> _Exercise aim_
Using the records below, report how many lines hold "JSON", with no extra text.
--- START OF Data for the task ---
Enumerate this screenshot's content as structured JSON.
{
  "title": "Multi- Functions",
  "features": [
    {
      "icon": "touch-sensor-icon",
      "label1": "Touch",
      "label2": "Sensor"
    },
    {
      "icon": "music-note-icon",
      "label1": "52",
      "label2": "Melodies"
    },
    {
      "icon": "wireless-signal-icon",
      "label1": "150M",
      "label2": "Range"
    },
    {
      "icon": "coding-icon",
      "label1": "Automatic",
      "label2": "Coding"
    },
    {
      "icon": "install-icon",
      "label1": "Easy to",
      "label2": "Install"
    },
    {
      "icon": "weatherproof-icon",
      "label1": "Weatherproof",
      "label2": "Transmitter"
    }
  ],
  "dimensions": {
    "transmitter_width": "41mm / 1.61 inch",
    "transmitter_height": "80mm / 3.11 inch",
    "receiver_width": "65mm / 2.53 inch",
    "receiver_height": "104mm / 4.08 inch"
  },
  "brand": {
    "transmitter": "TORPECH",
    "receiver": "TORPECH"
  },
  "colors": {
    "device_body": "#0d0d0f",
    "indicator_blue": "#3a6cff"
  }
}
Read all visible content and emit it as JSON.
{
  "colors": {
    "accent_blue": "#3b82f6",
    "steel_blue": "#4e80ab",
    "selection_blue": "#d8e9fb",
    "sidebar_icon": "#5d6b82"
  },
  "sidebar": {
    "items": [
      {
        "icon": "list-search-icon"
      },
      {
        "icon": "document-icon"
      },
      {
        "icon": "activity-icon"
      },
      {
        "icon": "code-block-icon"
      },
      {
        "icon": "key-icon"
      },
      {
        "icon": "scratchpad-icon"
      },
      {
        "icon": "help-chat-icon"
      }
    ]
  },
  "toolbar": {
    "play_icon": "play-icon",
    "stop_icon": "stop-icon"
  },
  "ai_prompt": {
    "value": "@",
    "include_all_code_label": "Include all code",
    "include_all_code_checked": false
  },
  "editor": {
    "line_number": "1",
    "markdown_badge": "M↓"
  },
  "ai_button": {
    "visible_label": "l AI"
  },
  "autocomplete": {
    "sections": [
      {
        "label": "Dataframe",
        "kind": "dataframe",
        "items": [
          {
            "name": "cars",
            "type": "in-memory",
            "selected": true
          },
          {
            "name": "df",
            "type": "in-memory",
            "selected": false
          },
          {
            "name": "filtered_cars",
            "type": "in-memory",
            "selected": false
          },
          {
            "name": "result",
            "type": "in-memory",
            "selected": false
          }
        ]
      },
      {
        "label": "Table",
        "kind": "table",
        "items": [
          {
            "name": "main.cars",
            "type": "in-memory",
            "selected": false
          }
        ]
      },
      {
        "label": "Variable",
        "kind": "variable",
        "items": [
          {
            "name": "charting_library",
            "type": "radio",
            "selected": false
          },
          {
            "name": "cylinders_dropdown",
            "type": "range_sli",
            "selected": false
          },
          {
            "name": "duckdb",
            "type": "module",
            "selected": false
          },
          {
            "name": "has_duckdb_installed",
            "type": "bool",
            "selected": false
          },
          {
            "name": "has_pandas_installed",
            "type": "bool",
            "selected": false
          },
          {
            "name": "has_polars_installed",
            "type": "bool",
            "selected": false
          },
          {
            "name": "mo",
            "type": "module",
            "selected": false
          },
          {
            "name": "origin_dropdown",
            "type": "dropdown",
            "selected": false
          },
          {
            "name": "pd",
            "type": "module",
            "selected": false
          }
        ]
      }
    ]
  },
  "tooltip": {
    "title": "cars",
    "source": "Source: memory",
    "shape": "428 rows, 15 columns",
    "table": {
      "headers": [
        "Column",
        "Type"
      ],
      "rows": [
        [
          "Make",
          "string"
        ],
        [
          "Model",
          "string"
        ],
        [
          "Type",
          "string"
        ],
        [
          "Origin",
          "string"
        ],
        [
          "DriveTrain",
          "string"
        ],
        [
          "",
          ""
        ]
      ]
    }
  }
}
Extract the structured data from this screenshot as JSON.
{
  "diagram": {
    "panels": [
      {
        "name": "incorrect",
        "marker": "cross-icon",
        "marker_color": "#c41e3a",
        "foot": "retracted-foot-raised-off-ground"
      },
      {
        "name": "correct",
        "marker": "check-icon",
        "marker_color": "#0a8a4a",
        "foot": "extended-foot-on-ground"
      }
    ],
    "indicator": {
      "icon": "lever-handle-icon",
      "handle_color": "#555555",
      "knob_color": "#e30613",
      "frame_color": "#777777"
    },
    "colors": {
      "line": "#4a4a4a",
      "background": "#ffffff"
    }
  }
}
--- END OF Data for the task ---
> _Solution to this problem_
3